### QUÉ ENTREGAR
Reproduce sin cambios cada una de las líneas de los datos siguientes, de la primera a la última.

□ □ □ □

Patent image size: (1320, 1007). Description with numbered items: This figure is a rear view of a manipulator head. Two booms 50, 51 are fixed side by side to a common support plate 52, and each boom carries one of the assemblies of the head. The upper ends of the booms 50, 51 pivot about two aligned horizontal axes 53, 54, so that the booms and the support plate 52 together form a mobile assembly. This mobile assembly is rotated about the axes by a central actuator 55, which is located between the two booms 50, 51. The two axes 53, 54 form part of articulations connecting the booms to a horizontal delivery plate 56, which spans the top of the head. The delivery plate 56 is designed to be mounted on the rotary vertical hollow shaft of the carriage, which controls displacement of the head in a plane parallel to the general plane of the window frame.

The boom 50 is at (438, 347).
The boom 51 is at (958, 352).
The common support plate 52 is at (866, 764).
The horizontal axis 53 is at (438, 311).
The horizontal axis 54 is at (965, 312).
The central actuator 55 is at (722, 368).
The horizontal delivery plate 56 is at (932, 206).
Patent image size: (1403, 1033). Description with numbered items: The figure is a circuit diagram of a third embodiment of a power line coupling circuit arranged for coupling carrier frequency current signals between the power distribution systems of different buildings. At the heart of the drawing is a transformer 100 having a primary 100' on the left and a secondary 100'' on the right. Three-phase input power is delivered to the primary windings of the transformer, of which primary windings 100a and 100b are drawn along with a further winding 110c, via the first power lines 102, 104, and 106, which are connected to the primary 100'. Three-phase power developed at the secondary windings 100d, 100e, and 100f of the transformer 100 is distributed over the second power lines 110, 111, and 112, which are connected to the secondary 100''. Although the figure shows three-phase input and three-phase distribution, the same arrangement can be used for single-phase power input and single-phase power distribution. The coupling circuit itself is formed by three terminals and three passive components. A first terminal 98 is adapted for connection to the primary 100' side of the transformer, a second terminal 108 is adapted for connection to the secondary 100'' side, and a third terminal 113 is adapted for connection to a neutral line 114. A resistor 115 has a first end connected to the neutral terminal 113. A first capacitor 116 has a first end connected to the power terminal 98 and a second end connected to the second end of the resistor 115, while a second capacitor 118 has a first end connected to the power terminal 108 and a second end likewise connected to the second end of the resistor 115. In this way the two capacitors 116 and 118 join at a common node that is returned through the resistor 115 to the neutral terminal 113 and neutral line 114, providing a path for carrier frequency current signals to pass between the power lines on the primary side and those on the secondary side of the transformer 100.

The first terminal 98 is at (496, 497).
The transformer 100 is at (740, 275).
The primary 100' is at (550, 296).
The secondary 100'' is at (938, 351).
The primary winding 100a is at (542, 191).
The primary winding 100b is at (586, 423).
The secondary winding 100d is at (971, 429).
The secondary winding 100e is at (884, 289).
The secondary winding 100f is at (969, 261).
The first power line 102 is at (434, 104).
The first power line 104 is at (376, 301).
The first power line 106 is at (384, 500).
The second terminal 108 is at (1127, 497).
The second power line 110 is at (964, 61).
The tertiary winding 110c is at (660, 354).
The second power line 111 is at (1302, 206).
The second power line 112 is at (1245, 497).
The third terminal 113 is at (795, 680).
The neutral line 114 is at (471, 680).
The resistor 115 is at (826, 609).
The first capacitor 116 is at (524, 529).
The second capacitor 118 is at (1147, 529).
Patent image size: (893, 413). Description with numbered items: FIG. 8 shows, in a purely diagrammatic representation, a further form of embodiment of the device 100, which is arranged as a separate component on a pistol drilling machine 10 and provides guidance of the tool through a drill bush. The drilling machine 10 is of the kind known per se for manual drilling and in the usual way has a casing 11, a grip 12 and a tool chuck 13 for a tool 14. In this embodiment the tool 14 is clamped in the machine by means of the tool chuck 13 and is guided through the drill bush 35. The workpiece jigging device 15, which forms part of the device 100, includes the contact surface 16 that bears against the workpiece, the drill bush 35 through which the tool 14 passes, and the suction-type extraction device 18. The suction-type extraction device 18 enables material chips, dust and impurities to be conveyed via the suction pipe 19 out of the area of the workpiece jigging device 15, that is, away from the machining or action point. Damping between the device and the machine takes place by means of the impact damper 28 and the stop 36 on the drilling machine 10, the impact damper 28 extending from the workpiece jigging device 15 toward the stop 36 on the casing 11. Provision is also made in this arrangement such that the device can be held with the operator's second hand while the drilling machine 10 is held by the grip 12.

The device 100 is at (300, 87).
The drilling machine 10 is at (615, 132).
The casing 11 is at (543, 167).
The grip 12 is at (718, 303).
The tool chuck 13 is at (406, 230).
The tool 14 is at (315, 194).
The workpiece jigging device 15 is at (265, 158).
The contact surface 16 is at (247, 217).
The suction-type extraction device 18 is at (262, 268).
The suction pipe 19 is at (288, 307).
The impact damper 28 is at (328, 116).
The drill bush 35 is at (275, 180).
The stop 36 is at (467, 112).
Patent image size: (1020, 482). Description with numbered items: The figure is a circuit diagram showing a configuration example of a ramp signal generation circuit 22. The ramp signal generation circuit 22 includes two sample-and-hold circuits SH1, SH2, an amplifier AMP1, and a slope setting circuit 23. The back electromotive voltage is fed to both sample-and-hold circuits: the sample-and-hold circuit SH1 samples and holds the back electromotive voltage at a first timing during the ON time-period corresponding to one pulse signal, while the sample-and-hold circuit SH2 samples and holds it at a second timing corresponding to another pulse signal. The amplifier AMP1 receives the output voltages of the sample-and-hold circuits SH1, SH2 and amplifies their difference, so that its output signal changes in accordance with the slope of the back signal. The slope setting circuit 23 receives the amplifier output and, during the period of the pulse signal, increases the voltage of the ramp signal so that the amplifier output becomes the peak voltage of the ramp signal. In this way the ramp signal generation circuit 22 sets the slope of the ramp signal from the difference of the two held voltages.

□ □ □ □

### RESPUESTA COMPLETA
Patent image size: (1320, 1007). Description with numbered items: This figure is a rear view of a manipulator head. Two booms 50, 51 are fixed side by side to a common support plate 52, and each boom carries one of the assemblies of the head. The upper ends of the booms 50, 51 pivot about two aligned horizontal axes 53, 54, so that the booms and the support plate 52 together form a mobile assembly. This mobile assembly is rotated about the axes by a central actuator 55, which is located between the two booms 50, 51. The two axes 53, 54 form part of articulations connecting the booms to a horizontal delivery plate 56, which spans the top of the head. The delivery plate 56 is designed to be mounted on the rotary vertical hollow shaft of the carriage, which controls displacement of the head in a plane parallel to the general plane of the window frame.

The boom 50 is at (438, 347).
The boom 51 is at (958, 352).
The common support plate 52 is at (866, 764).
The horizontal axis 53 is at (438, 311).
The horizontal axis 54 is at (965, 312).
The central actuator 55 is at (722, 368).
The horizontal delivery plate 56 is at (932, 206).
Patent image size: (1403, 1033). Description with numbered items: The figure is a circuit diagram of a third embodiment of a power line coupling circuit arranged for coupling carrier frequency current signals between the power distribution systems of different buildings. At the heart of the drawing is a transformer 100 having a primary 100' on the left and a secondary 100'' on the right. Three-phase input power is delivered to the primary windings of the transformer, of which primary windings 100a and 100b are drawn along with a further winding 110c, via the first power lines 102, 104, and 106, which are connected to the primary 100'. Three-phase power developed at the secondary windings 100d, 100e, and 100f of the transformer 100 is distributed over the second power lines 110, 111, and 112, which are connected to the secondary 100''. Although the figure shows three-phase input and three-phase distribution, the same arrangement can be used for single-phase power input and single-phase power distribution. The coupling circuit itself is formed by three terminals and three passive components. A first terminal 98 is adapted for connection to the primary 100' side of the transformer, a second terminal 108 is adapted for connection to the secondary 100'' side, and a third terminal 113 is adapted for connection to a neutral line 114. A resistor 115 has a first end connected to the neutral terminal 113. A first capacitor 116 has a first end connected to the power terminal 98 and a second end connected to the second end of the resistor 115, while a second capacitor 118 has a first end connected to the power terminal 108 and a second end likewise connected to the second end of the resistor 115. In this way the two capacitors 116 and 118 join at a common node that is returned through the resistor 115 to the neutral terminal 113 and neutral line 114, providing a path for carrier frequency current signals to pass between the power lines on the primary side and those on the secondary side of the transformer 100.

The first terminal 98 is at (496, 497).
The transformer 100 is at (740, 275).
The primary 100' is at (550, 296).
The secondary 100'' is at (938, 351).
The primary winding 100a is at (542, 191).
The primary winding 100b is at (586, 423).
The secondary winding 100d is at (971, 429).
The secondary winding 100e is at (884, 289).
The secondary winding 100f is at (969, 261).
The first power line 102 is at (434, 104).
The first power line 104 is at (376, 301).
The first power line 106 is at (384, 500).
The second terminal 108 is at (1127, 497).
The second power line 110 is at (964, 61).
The tertiary winding 110c is at (660, 354).
The second power line 111 is at (1302, 206).
The second power line 112 is at (1245, 497).
The third terminal 113 is at (795, 680).
The neutral line 114 is at (471, 680).
The resistor 115 is at (826, 609).
The first capacitor 116 is at (524, 529).
The second capacitor 118 is at (1147, 529).
Patent image size: (893, 413). Description with numbered items: FIG. 8 shows, in a purely diagrammatic representation, a further form of embodiment of the device 100, which is arranged as a separate component on a pistol drilling machine 10 and provides guidance of the tool through a drill bush. The drilling machine 10 is of the kind known per se for manual drilling and in the usual way has a casing 11, a grip 12 and a tool chuck 13 for a tool 14. In this embodiment the tool 14 is clamped in the machine by means of the tool chuck 13 and is guided through the drill bush 35. The workpiece jigging device 15, which forms part of the device 100, includes the contact surface 16 that bears against the workpiece, the drill bush 35 through which the tool 14 passes, and the suction-type extraction device 18. The suction-type extraction device 18 enables material chips, dust and impurities to be conveyed via the suction pipe 19 out of the area of the workpiece jigging device 15, that is, away from the machining or action point. Damping between the device and the machine takes place by means of the impact damper 28 and the stop 36 on the drilling machine 10, the impact damper 28 extending from the workpiece jigging device 15 toward the stop 36 on the casing 11. Provision is also made in this arrangement such that the device can be held with the operator's second hand while the drilling machine 10 is held by the grip 12.

The device 100 is at (300, 87).
The drilling machine 10 is at (615, 132).
The casing 11 is at (543, 167).
The grip 12 is at (718, 303).
The tool chuck 13 is at (406, 230).
The tool 14 is at (315, 194).
The workpiece jigging device 15 is at (265, 158).
The contact surface 16 is at (247, 217).
The suction-type extraction device 18 is at (262, 268).
The suction pipe 19 is at (288, 307).
The impact damper 28 is at (328, 116).
The drill bush 35 is at (275, 180).
The stop 36 is at (467, 112).
Patent image size: (1020, 482). Description with numbered items: The figure is a circuit diagram showing a configuration example of a ramp signal generation circuit 22. The ramp signal generation circuit 22 includes two sample-and-hold circuits SH1, SH2, an amplifier AMP1, and a slope setting circuit 23. The back electromotive voltage is fed to both sample-and-hold circuits: the sample-and-hold circuit SH1 samples and holds the back electromotive voltage at a first timing during the ON time-period corresponding to one pulse signal, while the sample-and-hold circuit SH2 samples and holds it at a second timing corresponding to another pulse signal. The amplifier AMP1 receives the output voltages of the sample-and-hold circuits SH1, SH2 and amplifies their difference, so that its output signal changes in accordance with the slope of the back signal. The slope setting circuit 23 receives the amplifier output and, during the period of the pulse signal, increases the voltage of the ramp signal so that the amplifier output becomes the peak voltage of the ramp signal. In this way the ramp signal generation circuit 22 sets the slope of the ramp signal from the difference of the two held voltages.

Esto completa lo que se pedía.